# INSTRUCTIONS TO FOLLOW:
Below is a set of records. Repeat all of them exactly.

* start *

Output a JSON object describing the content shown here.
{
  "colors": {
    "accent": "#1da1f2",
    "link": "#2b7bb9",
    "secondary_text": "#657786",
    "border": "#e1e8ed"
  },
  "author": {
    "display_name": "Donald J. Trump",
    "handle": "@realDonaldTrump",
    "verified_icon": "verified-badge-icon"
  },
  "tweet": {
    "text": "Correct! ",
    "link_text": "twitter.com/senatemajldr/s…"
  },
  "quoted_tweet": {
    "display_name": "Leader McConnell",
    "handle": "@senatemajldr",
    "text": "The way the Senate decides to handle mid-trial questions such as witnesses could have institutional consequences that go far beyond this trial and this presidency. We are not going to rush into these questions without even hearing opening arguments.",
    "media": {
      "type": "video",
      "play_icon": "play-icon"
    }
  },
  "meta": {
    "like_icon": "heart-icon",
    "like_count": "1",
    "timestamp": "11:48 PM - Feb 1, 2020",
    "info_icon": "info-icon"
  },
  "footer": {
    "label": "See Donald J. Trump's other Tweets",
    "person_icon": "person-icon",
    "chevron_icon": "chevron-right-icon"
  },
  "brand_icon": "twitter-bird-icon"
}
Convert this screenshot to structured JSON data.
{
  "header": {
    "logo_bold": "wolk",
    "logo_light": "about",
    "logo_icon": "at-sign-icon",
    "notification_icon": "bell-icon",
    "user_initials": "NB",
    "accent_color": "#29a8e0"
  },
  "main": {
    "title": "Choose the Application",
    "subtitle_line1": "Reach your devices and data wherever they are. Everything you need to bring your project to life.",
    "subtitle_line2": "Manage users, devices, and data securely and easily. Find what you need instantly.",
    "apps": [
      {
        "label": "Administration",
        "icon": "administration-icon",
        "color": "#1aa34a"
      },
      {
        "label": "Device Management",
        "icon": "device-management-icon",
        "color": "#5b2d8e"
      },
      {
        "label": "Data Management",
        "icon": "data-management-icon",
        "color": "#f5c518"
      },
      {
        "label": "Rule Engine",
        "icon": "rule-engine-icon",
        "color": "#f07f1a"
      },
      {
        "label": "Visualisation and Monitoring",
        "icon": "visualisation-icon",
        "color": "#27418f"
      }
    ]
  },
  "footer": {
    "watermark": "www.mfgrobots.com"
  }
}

* end *

# OUTPUT OF THE EXERCISE:
Output a JSON object describing the content shown here.
{
  "colors": {
    "accent": "#1da1f2",
    "link": "#2b7bb9",
    "secondary_text": "#657786",
    "border": "#e1e8ed"
  },
  "author": {
    "display_name": "Donald J. Trump",
    "handle": "@realDonaldTrump",
    "verified_icon": "verified-badge-icon"
  },
  "tweet": {
    "text": "Correct! ",
    "link_text": "twitter.com/senatemajldr/s…"
  },
  "quoted_tweet": {
    "display_name": "Leader McConnell",
    "handle": "@senatemajldr",
    "text": "The way the Senate decides to handle mid-trial questions such as witnesses could have institutional consequences that go far beyond this trial and this presidency. We are not going to rush into these questions without even hearing opening arguments.",
    "media": {
      "type": "video",
      "play_icon": "play-icon"
    }
  },
  "meta": {
    "like_icon": "heart-icon",
    "like_count": "1",
    "timestamp": "11:48 PM - Feb 1, 2020",
    "info_icon": "info-icon"
  },
  "footer": {
    "label": "See Donald J. Trump's other Tweets",
    "person_icon": "person-icon",
    "chevron_icon": "chevron-right-icon"
  },
  "brand_icon": "twitter-bird-icon"
}
Convert this screenshot to structured JSON data.
{
  "header": {
    "logo_bold": "wolk",
    "logo_light": "about",
    "logo_icon": "at-sign-icon",
    "notification_icon": "bell-icon",
    "user_initials": "NB",
    "accent_color": "#29a8e0"
  },
  "main": {
    "title": "Choose the Application",
    "subtitle_line1": "Reach your devices and data wherever they are. Everything you need to bring your project to life.",
    "subtitle_line2": "Manage users, devices, and data securely and easily. Find what you need instantly.",
    "apps": [
      {
        "label": "Administration",
        "icon": "administration-icon",
        "color": "#1aa34a"
      },
      {
        "label": "Device Management",
        "icon": "device-management-icon",
        "color": "#5b2d8e"
      },
      {
        "label": "Data Management",
        "icon": "data-management-icon",
        "color": "#f5c518"
      },
      {
        "label": "Rule Engine",
        "icon": "rule-engine-icon",
        "color": "#f07f1a"
      },
      {
        "label": "Visualisation and Monitoring",
        "icon": "visualisation-icon",
        "color": "#27418f"
      }
    ]
  },
  "footer": {
    "watermark": "www.mfgrobots.com"
  }
}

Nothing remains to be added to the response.